Stored records:
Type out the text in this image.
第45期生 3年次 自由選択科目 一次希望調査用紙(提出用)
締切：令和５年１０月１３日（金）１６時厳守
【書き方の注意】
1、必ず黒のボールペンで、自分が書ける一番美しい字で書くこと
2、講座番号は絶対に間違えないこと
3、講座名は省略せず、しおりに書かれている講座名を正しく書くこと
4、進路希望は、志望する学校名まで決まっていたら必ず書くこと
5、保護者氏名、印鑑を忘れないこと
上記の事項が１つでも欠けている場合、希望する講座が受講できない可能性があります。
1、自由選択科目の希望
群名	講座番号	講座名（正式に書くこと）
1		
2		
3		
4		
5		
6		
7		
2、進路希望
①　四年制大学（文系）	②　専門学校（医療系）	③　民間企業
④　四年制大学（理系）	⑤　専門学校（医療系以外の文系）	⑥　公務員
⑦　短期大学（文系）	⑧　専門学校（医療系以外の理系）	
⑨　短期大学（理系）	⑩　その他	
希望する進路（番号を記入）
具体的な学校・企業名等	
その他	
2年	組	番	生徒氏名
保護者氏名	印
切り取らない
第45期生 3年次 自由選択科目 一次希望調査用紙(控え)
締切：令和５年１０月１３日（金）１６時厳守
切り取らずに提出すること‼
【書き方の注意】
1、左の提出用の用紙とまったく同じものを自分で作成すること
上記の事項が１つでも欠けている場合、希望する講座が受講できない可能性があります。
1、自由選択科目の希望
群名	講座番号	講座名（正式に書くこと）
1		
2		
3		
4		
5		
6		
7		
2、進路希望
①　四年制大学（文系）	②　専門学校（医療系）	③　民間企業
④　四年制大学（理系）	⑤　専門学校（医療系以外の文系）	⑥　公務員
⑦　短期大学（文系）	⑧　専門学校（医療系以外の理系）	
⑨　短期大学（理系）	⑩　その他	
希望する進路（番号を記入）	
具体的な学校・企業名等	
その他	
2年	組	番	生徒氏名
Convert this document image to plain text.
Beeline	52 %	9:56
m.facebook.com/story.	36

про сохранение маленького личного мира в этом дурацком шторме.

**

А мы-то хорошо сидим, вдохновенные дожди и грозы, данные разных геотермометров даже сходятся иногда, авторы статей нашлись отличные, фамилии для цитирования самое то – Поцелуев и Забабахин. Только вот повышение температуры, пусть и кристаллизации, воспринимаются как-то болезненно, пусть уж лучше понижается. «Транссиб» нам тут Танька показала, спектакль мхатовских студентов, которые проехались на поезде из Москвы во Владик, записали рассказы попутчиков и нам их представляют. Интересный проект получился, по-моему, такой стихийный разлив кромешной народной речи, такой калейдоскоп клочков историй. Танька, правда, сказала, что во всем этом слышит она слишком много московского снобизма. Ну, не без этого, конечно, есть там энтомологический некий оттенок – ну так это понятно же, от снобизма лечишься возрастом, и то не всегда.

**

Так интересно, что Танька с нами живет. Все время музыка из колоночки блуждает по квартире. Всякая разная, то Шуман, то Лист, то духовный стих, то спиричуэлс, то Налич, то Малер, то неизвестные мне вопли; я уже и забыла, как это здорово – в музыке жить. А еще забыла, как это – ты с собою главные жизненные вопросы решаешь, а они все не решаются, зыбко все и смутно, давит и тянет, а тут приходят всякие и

### WHAT TO PRODUCE
Reproduce every record above exactly as it appears.

### WRITTEN ANSWER
Type out the text in this image.
第45期生 3年次 自由選択科目 一次希望調査用紙(提出用)
締切：令和５年１０月１３日（金）１６時厳守
【書き方の注意】
1、必ず黒のボールペンで、自分が書ける一番美しい字で書くこと
2、講座番号は絶対に間違えないこと
3、講座名は省略せず、しおりに書かれている講座名を正しく書くこと
4、進路希望は、志望する学校名まで決まっていたら必ず書くこと
5、保護者氏名、印鑑を忘れないこと
上記の事項が１つでも欠けている場合、希望する講座が受講できない可能性があります。
1、自由選択科目の希望
群名	講座番号	講座名（正式に書くこと）
1		
2		
3		
4		
5		
6		
7		
2、進路希望
①　四年制大学（文系）	②　専門学校（医療系）	③　民間企業
④　四年制大学（理系）	⑤　専門学校（医療系以外の文系）	⑥　公務員
⑦　短期大学（文系）	⑧　専門学校（医療系以外の理系）	
⑨　短期大学（理系）	⑩　その他	
希望する進路（番号を記入）
具体的な学校・企業名等	
その他	
2年	組	番	生徒氏名
保護者氏名	印
切り取らない
第45期生 3年次 自由選択科目 一次希望調査用紙(控え)
締切：令和５年１０月１３日（金）１６時厳守
切り取らずに提出すること‼
【書き方の注意】
1、左の提出用の用紙とまったく同じものを自分で作成すること
上記の事項が１つでも欠けている場合、希望する講座が受講できない可能性があります。
1、自由選択科目の希望
群名	講座番号	講座名（正式に書くこと）
1		
2		
3		
4		
5		
6		
7		
2、進路希望
①　四年制大学（文系）	②　専門学校（医療系）	③　民間企業
④　四年制大学（理系）	⑤　専門学校（医療系以外の文系）	⑥　公務員
⑦　短期大学（文系）	⑧　専門学校（医療系以外の理系）	
⑨　短期大学（理系）	⑩　その他	
希望する進路（番号を記入）	
具体的な学校・企業名等	
その他	
2年	組	番	生徒氏名
Convert this document image to plain text.
Beeline	52 %	9:56
m.facebook.com/story.	36

про сохранение маленького личного мира в этом дурацком шторме.

**

А мы-то хорошо сидим, вдохновенные дожди и грозы, данные разных геотермометров даже сходятся иногда, авторы статей нашлись отличные, фамилии для цитирования самое то – Поцелуев и Забабахин. Только вот повышение температуры, пусть и кристаллизации, воспринимаются как-то болезненно, пусть уж лучше понижается. «Транссиб» нам тут Танька показала, спектакль мхатовских студентов, которые проехались на поезде из Москвы во Владик, записали рассказы попутчиков и нам их представляют. Интересный проект получился, по-моему, такой стихийный разлив кромешной народной речи, такой калейдоскоп клочков историй. Танька, правда, сказала, что во всем этом слышит она слишком много московского снобизма. Ну, не без этого, конечно, есть там энтомологический некий оттенок – ну так это понятно же, от снобизма лечишься возрастом, и то не всегда.

**

Так интересно, что Танька с нами живет. Все время музыка из колоночки блуждает по квартире. Всякая разная, то Шуман, то Лист, то духовный стих, то спиричуэлс, то Налич, то Малер, то неизвестные мне вопли; я уже и забыла, как это здорово – в музыке жить. А еще забыла, как это – ты с собою главные жизненные вопросы решаешь, а они все не решаются, зыбко все и смутно, давит и тянет, а тут приходят всякие и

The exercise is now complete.